[begin AVAILABLE DATA]

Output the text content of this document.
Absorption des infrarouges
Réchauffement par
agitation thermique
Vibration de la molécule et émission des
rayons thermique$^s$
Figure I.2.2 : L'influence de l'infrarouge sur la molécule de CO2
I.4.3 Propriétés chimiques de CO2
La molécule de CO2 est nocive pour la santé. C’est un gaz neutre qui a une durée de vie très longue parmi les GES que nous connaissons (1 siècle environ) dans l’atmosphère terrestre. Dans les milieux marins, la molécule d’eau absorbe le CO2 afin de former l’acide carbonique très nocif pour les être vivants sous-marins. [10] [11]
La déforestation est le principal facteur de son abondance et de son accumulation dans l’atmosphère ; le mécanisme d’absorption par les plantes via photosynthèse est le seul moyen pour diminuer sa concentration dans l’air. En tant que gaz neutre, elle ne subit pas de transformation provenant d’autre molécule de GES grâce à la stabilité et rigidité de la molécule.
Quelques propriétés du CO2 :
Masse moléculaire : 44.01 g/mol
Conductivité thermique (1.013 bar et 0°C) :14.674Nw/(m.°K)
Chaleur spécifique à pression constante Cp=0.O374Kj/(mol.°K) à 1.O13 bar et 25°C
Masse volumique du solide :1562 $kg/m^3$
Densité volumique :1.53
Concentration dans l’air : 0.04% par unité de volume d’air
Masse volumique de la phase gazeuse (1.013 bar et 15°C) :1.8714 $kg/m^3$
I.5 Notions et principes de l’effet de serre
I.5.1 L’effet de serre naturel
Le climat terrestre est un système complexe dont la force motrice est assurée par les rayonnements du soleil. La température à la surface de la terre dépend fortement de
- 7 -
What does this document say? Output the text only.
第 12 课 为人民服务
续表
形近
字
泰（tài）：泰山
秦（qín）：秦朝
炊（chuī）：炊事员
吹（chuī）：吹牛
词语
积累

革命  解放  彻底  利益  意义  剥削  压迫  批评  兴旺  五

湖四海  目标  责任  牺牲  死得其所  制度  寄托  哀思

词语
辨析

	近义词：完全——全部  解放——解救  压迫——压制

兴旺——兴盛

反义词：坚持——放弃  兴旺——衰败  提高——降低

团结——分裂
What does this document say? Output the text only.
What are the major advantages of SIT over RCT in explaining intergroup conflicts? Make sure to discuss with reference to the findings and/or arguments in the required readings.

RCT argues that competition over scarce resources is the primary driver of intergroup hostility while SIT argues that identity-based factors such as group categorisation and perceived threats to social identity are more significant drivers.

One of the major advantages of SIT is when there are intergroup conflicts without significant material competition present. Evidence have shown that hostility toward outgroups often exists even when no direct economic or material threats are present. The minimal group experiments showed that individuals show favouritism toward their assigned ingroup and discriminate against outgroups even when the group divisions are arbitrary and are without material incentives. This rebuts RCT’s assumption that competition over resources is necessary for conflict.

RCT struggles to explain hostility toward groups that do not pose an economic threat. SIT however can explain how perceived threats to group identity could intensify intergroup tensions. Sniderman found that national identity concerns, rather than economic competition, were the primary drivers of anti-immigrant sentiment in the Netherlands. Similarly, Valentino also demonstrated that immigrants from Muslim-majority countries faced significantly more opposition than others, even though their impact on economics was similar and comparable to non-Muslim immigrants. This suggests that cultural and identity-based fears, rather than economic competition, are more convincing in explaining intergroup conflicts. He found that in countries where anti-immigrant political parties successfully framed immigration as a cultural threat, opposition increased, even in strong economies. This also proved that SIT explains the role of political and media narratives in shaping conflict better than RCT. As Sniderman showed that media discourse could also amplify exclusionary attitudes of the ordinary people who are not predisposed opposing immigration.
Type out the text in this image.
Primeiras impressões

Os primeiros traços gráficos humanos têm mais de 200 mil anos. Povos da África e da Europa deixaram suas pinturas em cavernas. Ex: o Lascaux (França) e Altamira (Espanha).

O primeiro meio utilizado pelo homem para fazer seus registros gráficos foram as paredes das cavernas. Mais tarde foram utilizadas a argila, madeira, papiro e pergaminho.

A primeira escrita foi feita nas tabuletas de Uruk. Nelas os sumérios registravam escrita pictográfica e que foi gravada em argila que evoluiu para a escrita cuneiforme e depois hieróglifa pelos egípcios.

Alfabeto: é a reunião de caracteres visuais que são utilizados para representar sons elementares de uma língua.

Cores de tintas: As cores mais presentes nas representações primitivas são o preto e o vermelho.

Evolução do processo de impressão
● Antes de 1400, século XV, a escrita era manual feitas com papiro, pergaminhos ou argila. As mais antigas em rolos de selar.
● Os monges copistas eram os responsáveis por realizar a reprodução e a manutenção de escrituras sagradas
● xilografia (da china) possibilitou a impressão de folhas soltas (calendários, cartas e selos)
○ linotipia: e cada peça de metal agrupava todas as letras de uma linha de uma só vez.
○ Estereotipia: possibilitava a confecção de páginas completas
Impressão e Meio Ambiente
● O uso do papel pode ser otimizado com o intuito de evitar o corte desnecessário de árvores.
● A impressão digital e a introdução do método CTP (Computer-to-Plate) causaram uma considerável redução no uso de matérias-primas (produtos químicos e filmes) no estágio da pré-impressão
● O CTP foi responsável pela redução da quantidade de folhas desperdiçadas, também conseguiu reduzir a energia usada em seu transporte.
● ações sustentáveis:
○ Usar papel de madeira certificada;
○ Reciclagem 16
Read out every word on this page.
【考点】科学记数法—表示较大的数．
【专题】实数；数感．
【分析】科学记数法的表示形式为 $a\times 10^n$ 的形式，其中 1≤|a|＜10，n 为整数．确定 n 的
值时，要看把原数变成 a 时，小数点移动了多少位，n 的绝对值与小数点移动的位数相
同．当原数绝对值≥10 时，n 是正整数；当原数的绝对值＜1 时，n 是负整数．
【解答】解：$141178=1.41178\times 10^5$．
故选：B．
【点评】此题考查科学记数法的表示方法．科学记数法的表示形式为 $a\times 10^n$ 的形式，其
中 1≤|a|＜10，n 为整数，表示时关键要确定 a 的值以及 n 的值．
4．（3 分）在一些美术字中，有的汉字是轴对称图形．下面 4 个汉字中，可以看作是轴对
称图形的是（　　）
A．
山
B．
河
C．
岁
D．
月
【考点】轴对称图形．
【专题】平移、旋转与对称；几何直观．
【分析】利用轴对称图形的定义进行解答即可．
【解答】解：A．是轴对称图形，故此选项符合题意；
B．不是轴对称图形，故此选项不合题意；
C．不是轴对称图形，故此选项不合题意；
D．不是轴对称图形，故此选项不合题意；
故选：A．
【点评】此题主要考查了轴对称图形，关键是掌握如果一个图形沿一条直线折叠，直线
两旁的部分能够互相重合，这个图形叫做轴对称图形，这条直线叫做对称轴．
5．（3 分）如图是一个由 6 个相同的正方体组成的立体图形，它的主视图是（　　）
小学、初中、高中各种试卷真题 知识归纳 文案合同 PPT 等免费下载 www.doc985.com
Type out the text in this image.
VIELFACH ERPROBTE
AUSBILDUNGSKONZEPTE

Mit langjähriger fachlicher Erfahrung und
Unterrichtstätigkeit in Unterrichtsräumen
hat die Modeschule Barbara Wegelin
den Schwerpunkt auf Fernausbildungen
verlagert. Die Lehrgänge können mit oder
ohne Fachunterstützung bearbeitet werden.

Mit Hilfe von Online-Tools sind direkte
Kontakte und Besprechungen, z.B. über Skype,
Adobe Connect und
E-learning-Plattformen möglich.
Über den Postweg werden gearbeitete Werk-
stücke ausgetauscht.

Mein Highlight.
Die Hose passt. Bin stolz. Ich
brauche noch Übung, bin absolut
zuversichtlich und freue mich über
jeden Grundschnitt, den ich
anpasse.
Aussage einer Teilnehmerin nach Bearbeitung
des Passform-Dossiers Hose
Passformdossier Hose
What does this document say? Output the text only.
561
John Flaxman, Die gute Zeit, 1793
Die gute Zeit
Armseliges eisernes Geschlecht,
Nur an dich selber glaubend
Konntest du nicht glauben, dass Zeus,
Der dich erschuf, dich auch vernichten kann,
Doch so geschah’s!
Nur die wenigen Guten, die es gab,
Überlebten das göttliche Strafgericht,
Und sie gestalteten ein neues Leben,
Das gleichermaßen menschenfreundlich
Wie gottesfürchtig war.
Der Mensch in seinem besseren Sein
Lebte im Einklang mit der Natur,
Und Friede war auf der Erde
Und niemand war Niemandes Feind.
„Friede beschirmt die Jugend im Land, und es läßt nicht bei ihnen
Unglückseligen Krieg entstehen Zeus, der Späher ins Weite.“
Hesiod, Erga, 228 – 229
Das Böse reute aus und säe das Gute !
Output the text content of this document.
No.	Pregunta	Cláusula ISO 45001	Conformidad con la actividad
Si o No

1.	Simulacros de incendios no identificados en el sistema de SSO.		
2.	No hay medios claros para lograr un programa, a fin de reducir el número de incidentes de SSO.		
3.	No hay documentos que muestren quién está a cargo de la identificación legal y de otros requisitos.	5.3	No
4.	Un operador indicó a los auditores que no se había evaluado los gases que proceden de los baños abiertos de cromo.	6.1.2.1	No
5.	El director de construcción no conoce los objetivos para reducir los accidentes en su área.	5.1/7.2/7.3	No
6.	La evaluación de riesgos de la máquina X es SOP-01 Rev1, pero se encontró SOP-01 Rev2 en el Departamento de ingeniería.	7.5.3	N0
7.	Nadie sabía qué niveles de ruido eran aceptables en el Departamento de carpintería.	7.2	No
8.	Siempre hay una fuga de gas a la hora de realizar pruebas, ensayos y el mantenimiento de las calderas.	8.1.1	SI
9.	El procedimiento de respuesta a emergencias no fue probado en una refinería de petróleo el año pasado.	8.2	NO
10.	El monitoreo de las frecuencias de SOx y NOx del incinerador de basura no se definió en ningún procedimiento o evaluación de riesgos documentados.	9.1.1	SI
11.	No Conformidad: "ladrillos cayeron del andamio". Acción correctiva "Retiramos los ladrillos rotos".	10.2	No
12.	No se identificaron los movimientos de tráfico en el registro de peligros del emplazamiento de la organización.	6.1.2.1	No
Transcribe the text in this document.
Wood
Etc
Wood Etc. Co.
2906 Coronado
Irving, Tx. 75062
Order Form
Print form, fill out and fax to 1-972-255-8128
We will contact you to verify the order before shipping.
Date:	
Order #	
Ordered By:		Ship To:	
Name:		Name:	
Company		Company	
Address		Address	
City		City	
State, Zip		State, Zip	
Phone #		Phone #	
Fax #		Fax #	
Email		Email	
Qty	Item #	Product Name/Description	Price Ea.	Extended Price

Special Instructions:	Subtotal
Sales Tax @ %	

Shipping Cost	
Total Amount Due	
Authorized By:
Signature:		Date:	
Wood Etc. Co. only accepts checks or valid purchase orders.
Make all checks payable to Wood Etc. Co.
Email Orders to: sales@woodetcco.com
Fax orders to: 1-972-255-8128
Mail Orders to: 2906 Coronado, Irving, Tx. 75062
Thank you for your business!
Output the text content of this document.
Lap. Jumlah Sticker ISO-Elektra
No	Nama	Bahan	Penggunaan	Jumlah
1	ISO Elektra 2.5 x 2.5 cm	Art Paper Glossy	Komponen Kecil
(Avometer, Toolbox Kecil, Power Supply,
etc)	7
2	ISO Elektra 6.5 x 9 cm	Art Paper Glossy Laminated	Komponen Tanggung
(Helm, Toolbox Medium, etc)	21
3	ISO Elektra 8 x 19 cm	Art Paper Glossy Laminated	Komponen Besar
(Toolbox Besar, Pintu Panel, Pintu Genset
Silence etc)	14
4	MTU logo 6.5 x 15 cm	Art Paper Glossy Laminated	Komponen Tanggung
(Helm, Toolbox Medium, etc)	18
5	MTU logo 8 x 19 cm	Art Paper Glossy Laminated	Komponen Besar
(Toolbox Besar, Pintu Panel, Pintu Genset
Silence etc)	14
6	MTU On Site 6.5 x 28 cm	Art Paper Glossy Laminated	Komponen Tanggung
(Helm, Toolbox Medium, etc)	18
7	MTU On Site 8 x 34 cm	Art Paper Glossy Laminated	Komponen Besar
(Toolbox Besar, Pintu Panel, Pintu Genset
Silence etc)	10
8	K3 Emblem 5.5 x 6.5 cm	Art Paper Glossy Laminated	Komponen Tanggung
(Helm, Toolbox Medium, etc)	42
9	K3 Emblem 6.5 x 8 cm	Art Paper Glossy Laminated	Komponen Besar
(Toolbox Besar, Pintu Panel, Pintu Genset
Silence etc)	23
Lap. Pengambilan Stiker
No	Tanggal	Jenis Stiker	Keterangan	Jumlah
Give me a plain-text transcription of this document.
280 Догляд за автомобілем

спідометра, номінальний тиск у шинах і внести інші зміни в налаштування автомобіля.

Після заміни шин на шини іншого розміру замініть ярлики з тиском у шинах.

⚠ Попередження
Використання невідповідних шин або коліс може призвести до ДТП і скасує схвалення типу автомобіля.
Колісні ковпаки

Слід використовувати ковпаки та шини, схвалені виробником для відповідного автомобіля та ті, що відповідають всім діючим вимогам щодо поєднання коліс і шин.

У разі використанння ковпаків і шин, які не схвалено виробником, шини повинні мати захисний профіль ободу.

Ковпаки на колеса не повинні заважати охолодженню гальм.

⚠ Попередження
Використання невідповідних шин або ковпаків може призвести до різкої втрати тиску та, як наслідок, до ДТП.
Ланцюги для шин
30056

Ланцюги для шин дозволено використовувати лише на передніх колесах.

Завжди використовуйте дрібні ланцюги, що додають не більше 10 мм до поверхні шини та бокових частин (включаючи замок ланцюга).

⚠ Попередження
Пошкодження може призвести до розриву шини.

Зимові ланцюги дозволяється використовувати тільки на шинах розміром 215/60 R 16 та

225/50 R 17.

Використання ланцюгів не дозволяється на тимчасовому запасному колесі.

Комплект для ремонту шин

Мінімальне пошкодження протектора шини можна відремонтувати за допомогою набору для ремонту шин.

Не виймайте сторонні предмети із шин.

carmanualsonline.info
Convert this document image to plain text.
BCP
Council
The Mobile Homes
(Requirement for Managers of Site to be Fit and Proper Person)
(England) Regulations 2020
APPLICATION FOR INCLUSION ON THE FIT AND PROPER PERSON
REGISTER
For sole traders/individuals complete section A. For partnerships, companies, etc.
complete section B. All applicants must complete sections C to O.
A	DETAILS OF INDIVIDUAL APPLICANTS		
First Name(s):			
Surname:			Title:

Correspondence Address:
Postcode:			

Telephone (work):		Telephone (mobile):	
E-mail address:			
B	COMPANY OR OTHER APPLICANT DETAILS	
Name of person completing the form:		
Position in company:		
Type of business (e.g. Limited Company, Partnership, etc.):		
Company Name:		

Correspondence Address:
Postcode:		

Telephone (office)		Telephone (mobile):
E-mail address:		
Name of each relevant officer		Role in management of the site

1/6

[end AVAILABLE DATA]

▶ **EXERCISE PROMPT**:
Extract every line from the records above that contains the word "escrita".

▶ **WORKED ANSWER**:
A primeira escrita foi feita nas tabuletas de Uruk. Nelas os sumérios registravam escrita pictográfica e que foi gravada em argila que evoluiu para a escrita cuneiforme e depois hieróglifa pelos egípcios.
● Antes de 1400, século XV, a escrita era manual feitas com papiro, pergaminhos ou argila. As mais antigas em rolos de selar.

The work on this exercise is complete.